• [PROBLEM TO WORK ON]: Pull out every line with the word "рубеж" from the entries below.

• [DATA LISTING]:
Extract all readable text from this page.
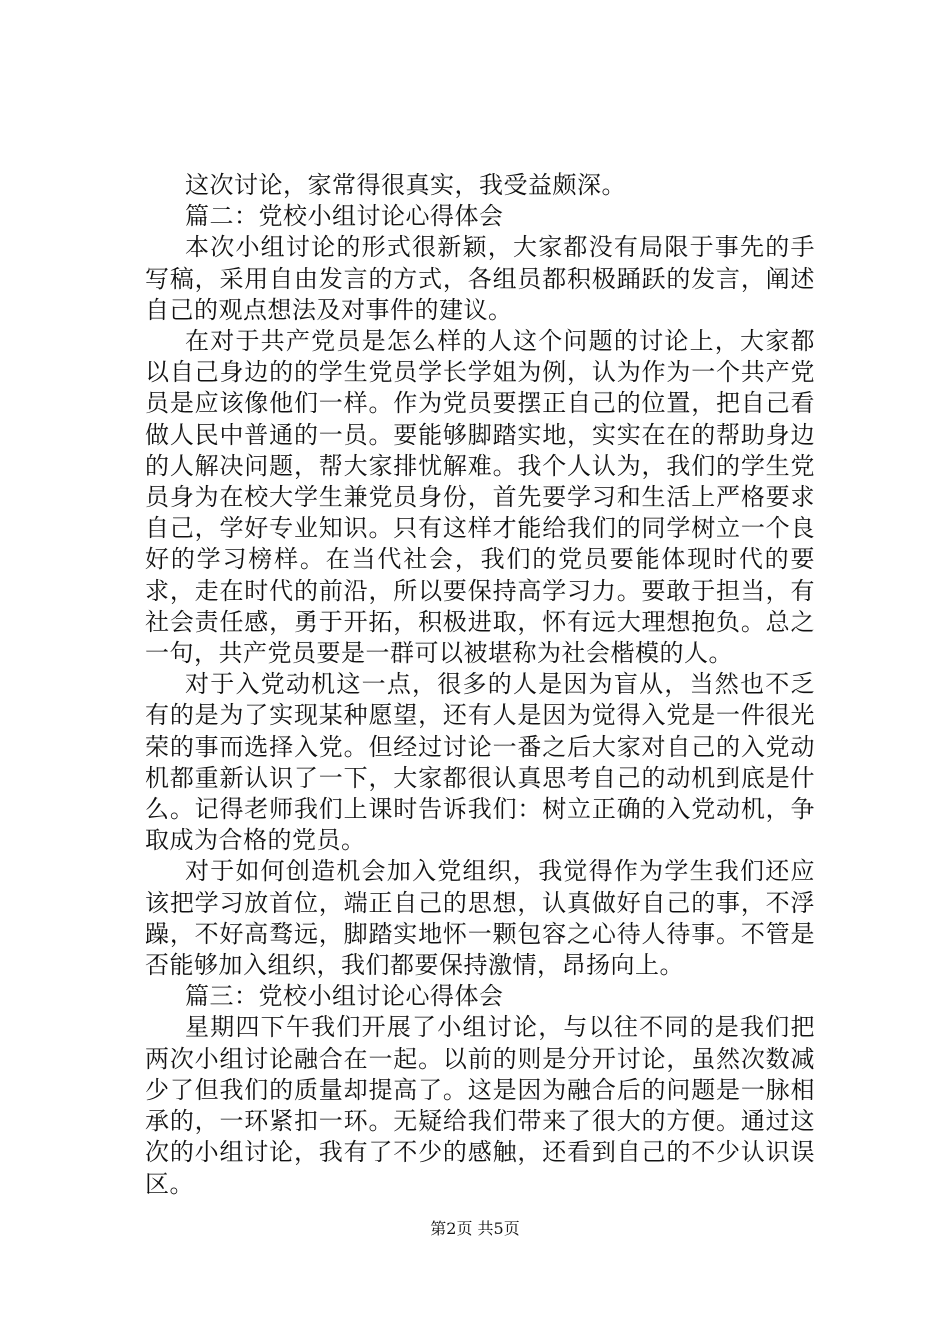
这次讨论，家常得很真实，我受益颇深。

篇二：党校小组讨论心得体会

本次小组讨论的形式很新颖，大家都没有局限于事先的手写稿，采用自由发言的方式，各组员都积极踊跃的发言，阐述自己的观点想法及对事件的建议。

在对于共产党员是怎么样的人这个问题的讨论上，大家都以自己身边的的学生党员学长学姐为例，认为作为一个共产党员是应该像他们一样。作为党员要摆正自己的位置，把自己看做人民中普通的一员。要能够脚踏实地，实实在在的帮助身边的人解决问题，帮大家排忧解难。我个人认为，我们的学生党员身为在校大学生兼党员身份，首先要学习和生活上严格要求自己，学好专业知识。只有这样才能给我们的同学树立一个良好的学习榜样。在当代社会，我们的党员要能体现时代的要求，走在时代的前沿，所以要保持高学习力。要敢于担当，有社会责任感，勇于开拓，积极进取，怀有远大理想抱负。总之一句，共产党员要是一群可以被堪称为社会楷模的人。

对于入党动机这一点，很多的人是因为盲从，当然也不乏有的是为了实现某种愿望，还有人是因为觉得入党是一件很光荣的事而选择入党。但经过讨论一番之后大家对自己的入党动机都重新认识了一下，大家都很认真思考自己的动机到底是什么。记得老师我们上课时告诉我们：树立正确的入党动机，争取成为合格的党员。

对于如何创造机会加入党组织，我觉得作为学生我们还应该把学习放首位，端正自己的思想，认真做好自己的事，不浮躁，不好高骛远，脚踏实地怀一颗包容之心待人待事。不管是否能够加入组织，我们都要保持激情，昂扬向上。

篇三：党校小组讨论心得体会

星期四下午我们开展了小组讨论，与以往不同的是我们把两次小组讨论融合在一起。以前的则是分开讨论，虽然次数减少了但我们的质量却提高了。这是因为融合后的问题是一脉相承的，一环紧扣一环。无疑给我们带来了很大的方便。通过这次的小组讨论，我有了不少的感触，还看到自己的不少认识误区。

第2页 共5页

--

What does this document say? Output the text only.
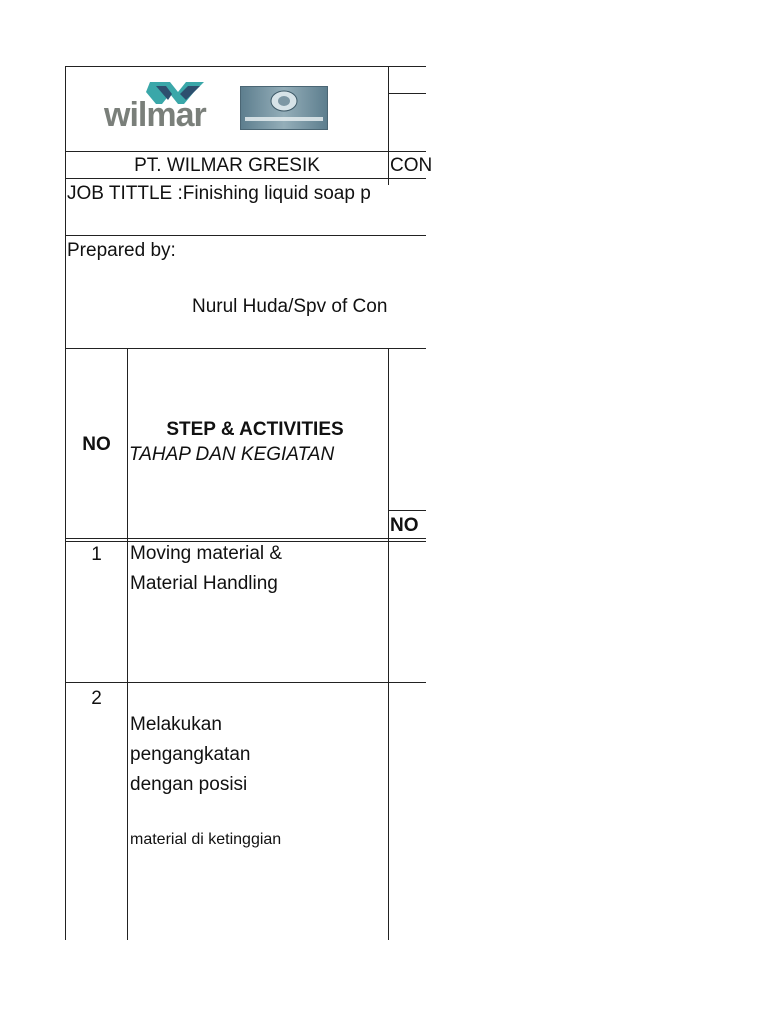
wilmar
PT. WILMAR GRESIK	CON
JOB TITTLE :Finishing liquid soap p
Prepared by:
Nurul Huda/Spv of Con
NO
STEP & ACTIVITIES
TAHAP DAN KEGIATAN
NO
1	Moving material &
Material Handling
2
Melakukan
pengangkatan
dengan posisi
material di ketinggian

--

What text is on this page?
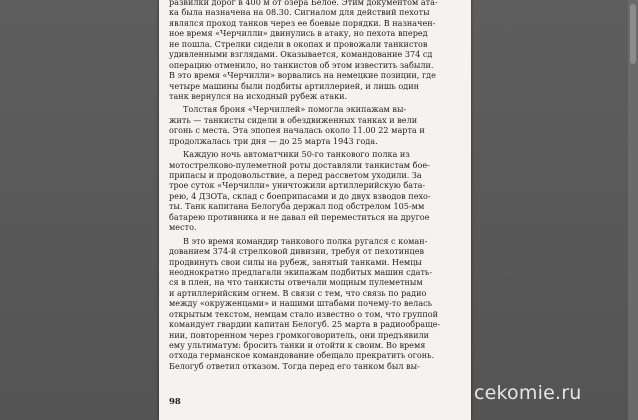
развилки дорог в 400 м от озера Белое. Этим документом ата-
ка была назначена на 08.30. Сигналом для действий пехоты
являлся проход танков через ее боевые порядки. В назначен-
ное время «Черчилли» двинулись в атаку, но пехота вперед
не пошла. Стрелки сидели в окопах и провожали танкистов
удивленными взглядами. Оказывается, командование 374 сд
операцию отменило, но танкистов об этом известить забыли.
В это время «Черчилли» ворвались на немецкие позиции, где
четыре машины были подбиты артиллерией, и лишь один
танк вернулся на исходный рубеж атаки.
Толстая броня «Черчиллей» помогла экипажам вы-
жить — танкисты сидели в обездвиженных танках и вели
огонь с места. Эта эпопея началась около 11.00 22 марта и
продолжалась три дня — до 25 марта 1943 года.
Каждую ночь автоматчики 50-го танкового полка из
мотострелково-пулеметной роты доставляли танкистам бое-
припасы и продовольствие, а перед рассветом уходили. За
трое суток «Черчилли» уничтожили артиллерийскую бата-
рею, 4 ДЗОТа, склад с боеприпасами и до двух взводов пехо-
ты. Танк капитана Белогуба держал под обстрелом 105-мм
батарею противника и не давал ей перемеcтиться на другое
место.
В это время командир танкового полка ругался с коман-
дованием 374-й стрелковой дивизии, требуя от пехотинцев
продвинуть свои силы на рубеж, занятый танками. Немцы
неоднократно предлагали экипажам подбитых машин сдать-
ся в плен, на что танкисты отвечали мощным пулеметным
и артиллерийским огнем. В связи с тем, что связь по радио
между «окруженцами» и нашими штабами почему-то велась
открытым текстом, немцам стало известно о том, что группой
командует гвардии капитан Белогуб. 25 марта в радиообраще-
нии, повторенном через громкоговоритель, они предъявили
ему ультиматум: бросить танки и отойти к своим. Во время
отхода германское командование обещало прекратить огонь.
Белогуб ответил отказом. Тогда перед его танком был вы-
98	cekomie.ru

• [THE REPLY]:
танк вернулся на исходный рубеж атаки.
продвинуть свои силы на рубеж, занятый танками. Немцы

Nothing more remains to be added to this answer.